- **DATA SECTION**
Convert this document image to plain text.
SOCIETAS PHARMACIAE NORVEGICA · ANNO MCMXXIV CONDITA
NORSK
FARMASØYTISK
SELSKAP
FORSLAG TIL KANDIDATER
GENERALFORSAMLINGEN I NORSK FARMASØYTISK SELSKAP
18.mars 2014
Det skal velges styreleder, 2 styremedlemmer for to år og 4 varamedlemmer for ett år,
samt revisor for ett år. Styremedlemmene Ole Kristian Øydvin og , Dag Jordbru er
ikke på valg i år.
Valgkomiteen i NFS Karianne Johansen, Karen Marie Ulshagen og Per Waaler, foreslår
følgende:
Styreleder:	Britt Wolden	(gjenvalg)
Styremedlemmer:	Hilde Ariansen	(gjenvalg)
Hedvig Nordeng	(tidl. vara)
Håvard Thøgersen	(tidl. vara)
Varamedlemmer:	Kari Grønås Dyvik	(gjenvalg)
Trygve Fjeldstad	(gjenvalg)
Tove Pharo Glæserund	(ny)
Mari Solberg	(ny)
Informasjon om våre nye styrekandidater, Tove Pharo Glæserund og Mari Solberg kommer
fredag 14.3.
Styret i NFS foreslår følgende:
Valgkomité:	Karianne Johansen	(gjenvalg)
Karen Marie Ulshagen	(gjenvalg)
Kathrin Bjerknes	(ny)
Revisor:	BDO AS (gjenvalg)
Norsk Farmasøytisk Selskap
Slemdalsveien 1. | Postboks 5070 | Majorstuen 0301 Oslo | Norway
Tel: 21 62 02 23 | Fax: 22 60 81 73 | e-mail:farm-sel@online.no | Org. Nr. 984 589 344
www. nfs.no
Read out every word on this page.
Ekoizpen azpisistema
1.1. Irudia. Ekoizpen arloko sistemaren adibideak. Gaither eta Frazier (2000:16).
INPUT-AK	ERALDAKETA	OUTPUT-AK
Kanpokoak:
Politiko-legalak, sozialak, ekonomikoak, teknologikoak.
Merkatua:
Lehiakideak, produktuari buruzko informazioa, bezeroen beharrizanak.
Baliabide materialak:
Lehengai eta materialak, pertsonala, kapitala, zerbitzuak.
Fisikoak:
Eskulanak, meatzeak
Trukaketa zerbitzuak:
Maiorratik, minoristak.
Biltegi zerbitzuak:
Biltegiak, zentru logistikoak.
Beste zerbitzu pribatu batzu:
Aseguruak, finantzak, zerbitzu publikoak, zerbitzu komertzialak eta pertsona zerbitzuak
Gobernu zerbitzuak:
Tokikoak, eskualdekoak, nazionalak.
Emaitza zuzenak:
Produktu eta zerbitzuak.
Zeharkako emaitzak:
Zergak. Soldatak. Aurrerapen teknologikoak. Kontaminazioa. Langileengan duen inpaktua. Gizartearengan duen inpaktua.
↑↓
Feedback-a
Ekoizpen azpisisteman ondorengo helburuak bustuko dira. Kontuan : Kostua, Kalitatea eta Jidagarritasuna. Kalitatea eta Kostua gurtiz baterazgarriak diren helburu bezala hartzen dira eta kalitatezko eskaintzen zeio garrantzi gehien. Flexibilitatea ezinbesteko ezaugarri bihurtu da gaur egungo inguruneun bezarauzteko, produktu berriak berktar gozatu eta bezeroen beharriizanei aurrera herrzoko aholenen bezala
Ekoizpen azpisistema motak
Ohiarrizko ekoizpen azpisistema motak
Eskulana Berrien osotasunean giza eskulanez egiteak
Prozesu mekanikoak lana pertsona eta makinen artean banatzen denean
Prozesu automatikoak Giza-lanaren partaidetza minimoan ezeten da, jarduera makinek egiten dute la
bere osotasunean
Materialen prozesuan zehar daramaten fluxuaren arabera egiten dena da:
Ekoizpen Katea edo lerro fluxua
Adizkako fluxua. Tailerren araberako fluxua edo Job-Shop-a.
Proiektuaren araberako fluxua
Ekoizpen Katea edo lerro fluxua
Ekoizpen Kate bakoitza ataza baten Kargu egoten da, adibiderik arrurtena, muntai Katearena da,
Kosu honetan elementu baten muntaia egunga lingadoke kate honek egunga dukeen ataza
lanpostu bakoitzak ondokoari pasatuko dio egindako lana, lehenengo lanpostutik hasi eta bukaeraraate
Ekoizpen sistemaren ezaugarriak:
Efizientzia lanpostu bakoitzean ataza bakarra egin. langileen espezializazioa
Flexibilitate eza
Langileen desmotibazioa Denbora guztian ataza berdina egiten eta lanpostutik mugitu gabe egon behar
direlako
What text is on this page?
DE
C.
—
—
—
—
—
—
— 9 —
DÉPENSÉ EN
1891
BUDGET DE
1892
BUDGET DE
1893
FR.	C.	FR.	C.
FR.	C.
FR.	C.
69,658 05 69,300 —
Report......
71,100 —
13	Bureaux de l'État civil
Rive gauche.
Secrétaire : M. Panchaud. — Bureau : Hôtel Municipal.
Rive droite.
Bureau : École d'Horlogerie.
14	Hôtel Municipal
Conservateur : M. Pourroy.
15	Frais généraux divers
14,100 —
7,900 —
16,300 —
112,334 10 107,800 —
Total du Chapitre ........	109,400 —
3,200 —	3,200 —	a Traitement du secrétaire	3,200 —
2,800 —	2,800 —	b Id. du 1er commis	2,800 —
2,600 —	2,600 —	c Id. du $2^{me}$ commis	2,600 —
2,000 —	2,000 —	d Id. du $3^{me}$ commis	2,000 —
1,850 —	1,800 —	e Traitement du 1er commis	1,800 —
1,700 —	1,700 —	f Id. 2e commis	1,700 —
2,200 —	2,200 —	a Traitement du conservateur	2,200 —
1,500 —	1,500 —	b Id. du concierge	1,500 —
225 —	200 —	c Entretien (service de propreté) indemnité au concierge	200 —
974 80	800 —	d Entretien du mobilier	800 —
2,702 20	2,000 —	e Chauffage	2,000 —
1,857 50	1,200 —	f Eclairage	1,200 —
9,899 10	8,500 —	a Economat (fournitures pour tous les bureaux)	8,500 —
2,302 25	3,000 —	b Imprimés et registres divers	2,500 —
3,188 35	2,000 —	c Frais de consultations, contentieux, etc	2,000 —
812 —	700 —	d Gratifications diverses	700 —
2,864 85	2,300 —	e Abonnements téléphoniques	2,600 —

- **YOUR INSTRUCTIONS**
Retype the listing. Match it exactly.

- **RESULT BELOW**
Convert this document image to plain text.
SOCIETAS PHARMACIAE NORVEGICA · ANNO MCMXXIV CONDITA
NORSK
FARMASØYTISK
SELSKAP
FORSLAG TIL KANDIDATER
GENERALFORSAMLINGEN I NORSK FARMASØYTISK SELSKAP
18.mars 2014
Det skal velges styreleder, 2 styremedlemmer for to år og 4 varamedlemmer for ett år,
samt revisor for ett år. Styremedlemmene Ole Kristian Øydvin og , Dag Jordbru er
ikke på valg i år.
Valgkomiteen i NFS Karianne Johansen, Karen Marie Ulshagen og Per Waaler, foreslår
følgende:
Styreleder:	Britt Wolden	(gjenvalg)
Styremedlemmer:	Hilde Ariansen	(gjenvalg)
Hedvig Nordeng	(tidl. vara)
Håvard Thøgersen	(tidl. vara)
Varamedlemmer:	Kari Grønås Dyvik	(gjenvalg)
Trygve Fjeldstad	(gjenvalg)
Tove Pharo Glæserund	(ny)
Mari Solberg	(ny)
Informasjon om våre nye styrekandidater, Tove Pharo Glæserund og Mari Solberg kommer
fredag 14.3.
Styret i NFS foreslår følgende:
Valgkomité:	Karianne Johansen	(gjenvalg)
Karen Marie Ulshagen	(gjenvalg)
Kathrin Bjerknes	(ny)
Revisor:	BDO AS (gjenvalg)
Norsk Farmasøytisk Selskap
Slemdalsveien 1. | Postboks 5070 | Majorstuen 0301 Oslo | Norway
Tel: 21 62 02 23 | Fax: 22 60 81 73 | e-mail:farm-sel@online.no | Org. Nr. 984 589 344
www. nfs.no
Read out every word on this page.
Ekoizpen azpisistema
1.1. Irudia. Ekoizpen arloko sistemaren adibideak. Gaither eta Frazier (2000:16).
INPUT-AK	ERALDAKETA	OUTPUT-AK
Kanpokoak:
Politiko-legalak, sozialak, ekonomikoak, teknologikoak.
Merkatua:
Lehiakideak, produktuari buruzko informazioa, bezeroen beharrizanak.
Baliabide materialak:
Lehengai eta materialak, pertsonala, kapitala, zerbitzuak.
Fisikoak:
Eskulanak, meatzeak
Trukaketa zerbitzuak:
Maiorratik, minoristak.
Biltegi zerbitzuak:
Biltegiak, zentru logistikoak.
Beste zerbitzu pribatu batzu:
Aseguruak, finantzak, zerbitzu publikoak, zerbitzu komertzialak eta pertsona zerbitzuak
Gobernu zerbitzuak:
Tokikoak, eskualdekoak, nazionalak.
Emaitza zuzenak:
Produktu eta zerbitzuak.
Zeharkako emaitzak:
Zergak. Soldatak. Aurrerapen teknologikoak. Kontaminazioa. Langileengan duen inpaktua. Gizartearengan duen inpaktua.
↑↓
Feedback-a
Ekoizpen azpisisteman ondorengo helburuak bustuko dira. Kontuan : Kostua, Kalitatea eta Jidagarritasuna. Kalitatea eta Kostua gurtiz baterazgarriak diren helburu bezala hartzen dira eta kalitatezko eskaintzen zeio garrantzi gehien. Flexibilitatea ezinbesteko ezaugarri bihurtu da gaur egungo inguruneun bezarauzteko, produktu berriak berktar gozatu eta bezeroen beharriizanei aurrera herrzoko aholenen bezala
Ekoizpen azpisistema motak
Ohiarrizko ekoizpen azpisistema motak
Eskulana Berrien osotasunean giza eskulanez egiteak
Prozesu mekanikoak lana pertsona eta makinen artean banatzen denean
Prozesu automatikoak Giza-lanaren partaidetza minimoan ezeten da, jarduera makinek egiten dute la
bere osotasunean
Materialen prozesuan zehar daramaten fluxuaren arabera egiten dena da:
Ekoizpen Katea edo lerro fluxua
Adizkako fluxua. Tailerren araberako fluxua edo Job-Shop-a.
Proiektuaren araberako fluxua
Ekoizpen Katea edo lerro fluxua
Ekoizpen Kate bakoitza ataza baten Kargu egoten da, adibiderik arrurtena, muntai Katearena da,
Kosu honetan elementu baten muntaia egunga lingadoke kate honek egunga dukeen ataza
lanpostu bakoitzak ondokoari pasatuko dio egindako lana, lehenengo lanpostutik hasi eta bukaeraraate
Ekoizpen sistemaren ezaugarriak:
Efizientzia lanpostu bakoitzean ataza bakarra egin. langileen espezializazioa
Flexibilitate eza
Langileen desmotibazioa Denbora guztian ataza berdina egiten eta lanpostutik mugitu gabe egon behar
direlako
What text is on this page?
DE
C.
—
—
—
—
—
—
— 9 —
DÉPENSÉ EN
1891
BUDGET DE
1892
BUDGET DE
1893
FR.	C.	FR.	C.
FR.	C.
FR.	C.
69,658 05 69,300 —
Report......
71,100 —
13	Bureaux de l'État civil
Rive gauche.
Secrétaire : M. Panchaud. — Bureau : Hôtel Municipal.
Rive droite.
Bureau : École d'Horlogerie.
14	Hôtel Municipal
Conservateur : M. Pourroy.
15	Frais généraux divers
14,100 —
7,900 —
16,300 —
112,334 10 107,800 —
Total du Chapitre ........	109,400 —
3,200 —	3,200 —	a Traitement du secrétaire	3,200 —
2,800 —	2,800 —	b Id. du 1er commis	2,800 —
2,600 —	2,600 —	c Id. du $2^{me}$ commis	2,600 —
2,000 —	2,000 —	d Id. du $3^{me}$ commis	2,000 —
1,850 —	1,800 —	e Traitement du 1er commis	1,800 —
1,700 —	1,700 —	f Id. 2e commis	1,700 —
2,200 —	2,200 —	a Traitement du conservateur	2,200 —
1,500 —	1,500 —	b Id. du concierge	1,500 —
225 —	200 —	c Entretien (service de propreté) indemnité au concierge	200 —
974 80	800 —	d Entretien du mobilier	800 —
2,702 20	2,000 —	e Chauffage	2,000 —
1,857 50	1,200 —	f Eclairage	1,200 —
9,899 10	8,500 —	a Economat (fournitures pour tous les bureaux)	8,500 —
2,302 25	3,000 —	b Imprimés et registres divers	2,500 —
3,188 35	2,000 —	c Frais de consultations, contentieux, etc	2,000 —
812 —	700 —	d Gratifications diverses	700 —
2,864 85	2,300 —	e Abonnements téléphoniques	2,600 —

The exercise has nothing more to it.